◆ PROBLEM DESCRIPTION
Write out each line exactly as it stands, please.
-- BEGIN STORED RECORDS --
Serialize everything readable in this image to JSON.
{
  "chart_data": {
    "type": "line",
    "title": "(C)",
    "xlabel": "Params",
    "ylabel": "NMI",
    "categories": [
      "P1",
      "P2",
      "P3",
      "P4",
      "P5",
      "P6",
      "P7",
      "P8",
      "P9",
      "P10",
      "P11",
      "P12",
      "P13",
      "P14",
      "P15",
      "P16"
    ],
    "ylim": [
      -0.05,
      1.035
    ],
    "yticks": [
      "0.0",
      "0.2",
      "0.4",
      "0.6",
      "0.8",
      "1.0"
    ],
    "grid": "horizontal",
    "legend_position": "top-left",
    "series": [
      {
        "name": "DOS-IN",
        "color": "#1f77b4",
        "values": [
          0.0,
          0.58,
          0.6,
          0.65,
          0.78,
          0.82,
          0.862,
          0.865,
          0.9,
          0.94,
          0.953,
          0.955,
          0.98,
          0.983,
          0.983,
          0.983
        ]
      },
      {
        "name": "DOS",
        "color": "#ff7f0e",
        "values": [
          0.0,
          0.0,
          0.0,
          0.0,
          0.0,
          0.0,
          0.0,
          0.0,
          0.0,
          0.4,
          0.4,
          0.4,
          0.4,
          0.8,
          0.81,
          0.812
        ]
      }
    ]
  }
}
-- END STORED RECORDS --
◆ SOLUTION TO THIS EXERCISE
Serialize everything readable in this image to JSON.
{
  "chart_data": {
    "type": "line",
    "title": "(C)",
    "xlabel": "Params",
    "ylabel": "NMI",
    "categories": [
      "P1",
      "P2",
      "P3",
      "P4",
      "P5",
      "P6",
      "P7",
      "P8",
      "P9",
      "P10",
      "P11",
      "P12",
      "P13",
      "P14",
      "P15",
      "P16"
    ],
    "ylim": [
      -0.05,
      1.035
    ],
    "yticks": [
      "0.0",
      "0.2",
      "0.4",
      "0.6",
      "0.8",
      "1.0"
    ],
    "grid": "horizontal",
    "legend_position": "top-left",
    "series": [
      {
        "name": "DOS-IN",
        "color": "#1f77b4",
        "values": [
          0.0,
          0.58,
          0.6,
          0.65,
          0.78,
          0.82,
          0.862,
          0.865,
          0.9,
          0.94,
          0.953,
          0.955,
          0.98,
          0.983,
          0.983,
          0.983
        ]
      },
      {
        "name": "DOS",
        "color": "#ff7f0e",
        "values": [
          0.0,
          0.0,
          0.0,
          0.0,
          0.0,
          0.0,
          0.0,
          0.0,
          0.0,
          0.4,
          0.4,
          0.4,
          0.4,
          0.8,
          0.81,
          0.812
        ]
      }
    ]
  }
}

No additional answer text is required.